TASKS TO PERFORM —
A. According to the passage on the bodily virtues, under what condition are these practices indispensable and extremely beneficial?
B. Carry the passage on the bodily virtues forward from its final sentence, keeping its voice and subject.

SOURCE PASSAGE —

==*==


    Besides these there are the bodily virtues or, rather, the tools or instruments of virtue. When used with understanding, in accordance with God's will, and without the least hypocrisy or desire to win men's esteem, they make it possible to advance in humility and dispassion. They are self-control, fasting, hunger, thirst, staying awake, keeping all-night vigils, constant kneeling, not washing, the wearing of a single garment, eating dry food, eating slowly, drinking nothing but water, sleeping on the ground, poverty, total shedding of possessions, austerity, disregard of personal appearance, unselfishness, solitude, preserving stillness, not going out, enduring scarcity, being self-supporting, silence, working with your own hands, and every kind of hardship and physical asceticism, with other similar practices. When the body is strong and disturbed by carnal passions, they are all indispensable and extremely beneficial. When the body is weak, however, and with the help of God has overcome these passions, such practices are not as vital as holy humility and thanksgiving, which suffices for everything.

==*==

[Structured page parsing data]
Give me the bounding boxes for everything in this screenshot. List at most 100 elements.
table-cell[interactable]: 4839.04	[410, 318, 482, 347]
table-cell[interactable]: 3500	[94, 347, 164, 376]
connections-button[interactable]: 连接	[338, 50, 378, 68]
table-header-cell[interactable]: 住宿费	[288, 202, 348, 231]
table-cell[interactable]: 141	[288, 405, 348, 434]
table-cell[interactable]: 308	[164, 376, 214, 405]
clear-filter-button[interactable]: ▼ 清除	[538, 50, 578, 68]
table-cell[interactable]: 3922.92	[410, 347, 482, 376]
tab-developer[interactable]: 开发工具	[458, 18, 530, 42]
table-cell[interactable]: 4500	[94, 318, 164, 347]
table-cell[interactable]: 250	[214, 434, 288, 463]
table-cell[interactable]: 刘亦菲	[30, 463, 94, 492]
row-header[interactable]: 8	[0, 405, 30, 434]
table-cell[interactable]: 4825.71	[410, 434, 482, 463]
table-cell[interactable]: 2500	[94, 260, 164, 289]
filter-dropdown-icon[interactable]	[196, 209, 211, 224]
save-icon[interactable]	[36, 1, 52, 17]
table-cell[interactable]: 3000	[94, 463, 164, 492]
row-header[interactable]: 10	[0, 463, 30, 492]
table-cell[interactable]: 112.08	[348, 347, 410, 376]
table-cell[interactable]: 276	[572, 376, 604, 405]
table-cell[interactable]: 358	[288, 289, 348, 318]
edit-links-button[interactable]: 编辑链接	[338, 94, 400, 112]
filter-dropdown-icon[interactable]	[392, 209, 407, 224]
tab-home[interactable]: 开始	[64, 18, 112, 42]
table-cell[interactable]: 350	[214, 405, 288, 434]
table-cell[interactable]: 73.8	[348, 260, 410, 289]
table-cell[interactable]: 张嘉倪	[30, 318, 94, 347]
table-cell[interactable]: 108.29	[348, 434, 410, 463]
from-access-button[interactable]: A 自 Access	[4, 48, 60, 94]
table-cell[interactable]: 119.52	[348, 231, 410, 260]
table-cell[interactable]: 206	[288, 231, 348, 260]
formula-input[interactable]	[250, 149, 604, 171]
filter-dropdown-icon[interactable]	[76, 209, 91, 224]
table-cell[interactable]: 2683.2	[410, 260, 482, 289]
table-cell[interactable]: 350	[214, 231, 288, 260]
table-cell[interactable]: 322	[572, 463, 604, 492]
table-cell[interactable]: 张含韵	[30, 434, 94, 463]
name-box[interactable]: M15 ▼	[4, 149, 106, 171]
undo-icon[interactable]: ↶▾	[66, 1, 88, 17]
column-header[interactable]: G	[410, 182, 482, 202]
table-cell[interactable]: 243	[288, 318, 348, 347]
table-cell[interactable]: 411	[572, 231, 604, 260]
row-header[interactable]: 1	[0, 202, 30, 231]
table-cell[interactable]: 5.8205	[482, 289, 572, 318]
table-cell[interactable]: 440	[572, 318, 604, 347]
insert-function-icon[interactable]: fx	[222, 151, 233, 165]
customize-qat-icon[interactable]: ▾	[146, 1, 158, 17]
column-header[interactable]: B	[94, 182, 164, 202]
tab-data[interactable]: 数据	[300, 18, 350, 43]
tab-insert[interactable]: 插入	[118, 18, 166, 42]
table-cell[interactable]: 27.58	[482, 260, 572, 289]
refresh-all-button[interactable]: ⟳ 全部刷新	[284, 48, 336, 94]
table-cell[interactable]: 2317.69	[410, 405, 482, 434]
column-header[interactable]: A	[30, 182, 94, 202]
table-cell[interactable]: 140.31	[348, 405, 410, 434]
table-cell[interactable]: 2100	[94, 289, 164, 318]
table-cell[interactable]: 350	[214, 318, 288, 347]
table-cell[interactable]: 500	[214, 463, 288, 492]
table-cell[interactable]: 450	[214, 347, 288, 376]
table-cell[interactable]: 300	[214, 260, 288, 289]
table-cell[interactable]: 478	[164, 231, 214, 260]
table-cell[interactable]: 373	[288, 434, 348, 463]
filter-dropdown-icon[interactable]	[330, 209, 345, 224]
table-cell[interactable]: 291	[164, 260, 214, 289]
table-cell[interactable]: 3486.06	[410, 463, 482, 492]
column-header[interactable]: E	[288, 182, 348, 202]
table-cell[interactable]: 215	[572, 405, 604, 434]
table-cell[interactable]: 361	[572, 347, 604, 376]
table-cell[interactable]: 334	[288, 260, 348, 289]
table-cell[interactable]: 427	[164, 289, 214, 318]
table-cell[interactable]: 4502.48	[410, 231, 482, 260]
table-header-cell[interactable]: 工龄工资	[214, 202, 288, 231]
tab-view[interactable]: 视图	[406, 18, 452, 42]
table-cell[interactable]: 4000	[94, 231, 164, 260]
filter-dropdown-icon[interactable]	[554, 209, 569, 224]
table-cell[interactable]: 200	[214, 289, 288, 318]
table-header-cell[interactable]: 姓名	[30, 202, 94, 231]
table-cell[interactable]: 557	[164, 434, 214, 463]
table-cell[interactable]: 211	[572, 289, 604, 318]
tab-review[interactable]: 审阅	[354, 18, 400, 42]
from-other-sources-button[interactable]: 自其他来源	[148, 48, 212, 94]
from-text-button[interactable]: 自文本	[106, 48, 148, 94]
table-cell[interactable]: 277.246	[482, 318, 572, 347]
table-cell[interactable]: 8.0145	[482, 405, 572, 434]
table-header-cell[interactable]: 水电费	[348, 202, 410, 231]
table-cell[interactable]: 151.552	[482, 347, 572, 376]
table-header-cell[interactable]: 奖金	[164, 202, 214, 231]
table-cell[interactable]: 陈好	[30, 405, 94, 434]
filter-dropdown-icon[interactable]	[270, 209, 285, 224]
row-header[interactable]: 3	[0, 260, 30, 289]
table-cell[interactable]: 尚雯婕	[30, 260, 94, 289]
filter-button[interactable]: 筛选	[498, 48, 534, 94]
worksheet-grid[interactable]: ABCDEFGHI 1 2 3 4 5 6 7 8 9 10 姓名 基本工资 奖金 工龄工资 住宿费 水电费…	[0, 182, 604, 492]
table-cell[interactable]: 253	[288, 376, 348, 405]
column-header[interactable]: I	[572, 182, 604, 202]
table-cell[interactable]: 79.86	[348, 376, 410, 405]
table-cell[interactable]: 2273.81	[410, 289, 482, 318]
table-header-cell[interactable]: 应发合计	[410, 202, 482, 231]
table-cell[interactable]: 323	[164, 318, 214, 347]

==*==

RESPONSES —
A. When the body is strong and disturbed by carnal passions.

B.
    Something should also be said about the vices or the passions of the soul and the body. The passions of the soul are forgetfulness, laziness and ignorance. When the soul's eye, the intellect, has been darkened by these three, the soul is dominated by all the other passions. These are impiety, false teaching. or every kind of heresy, blasphemy, wrath, anger, bitterness, irritability, inhumanity, rancour, back-biting, censoriousness, senseless dejection, fear, cowardice, quarrelsomeness, jealousy, envy, self-esteem, pride, hypocrisy, falsehood, unbelief, greed, love of material things, attachment to worldly concerns, listlessness, faint-heartedness, ingratitude, grumbling, vanity, conceit, pomposity, boastfulness, love of power, love of popularity, deceit, shamelessness, insensibility, flattery, treachery, pretence, indecision, assent to sins arising from the soul's passible aspect and dwelling on them continuously, wandering thoughts, self-love, the mother of vices, avarice, the root of all evil (cf. I Tim. 6 : 10) and, finally, malice and guile.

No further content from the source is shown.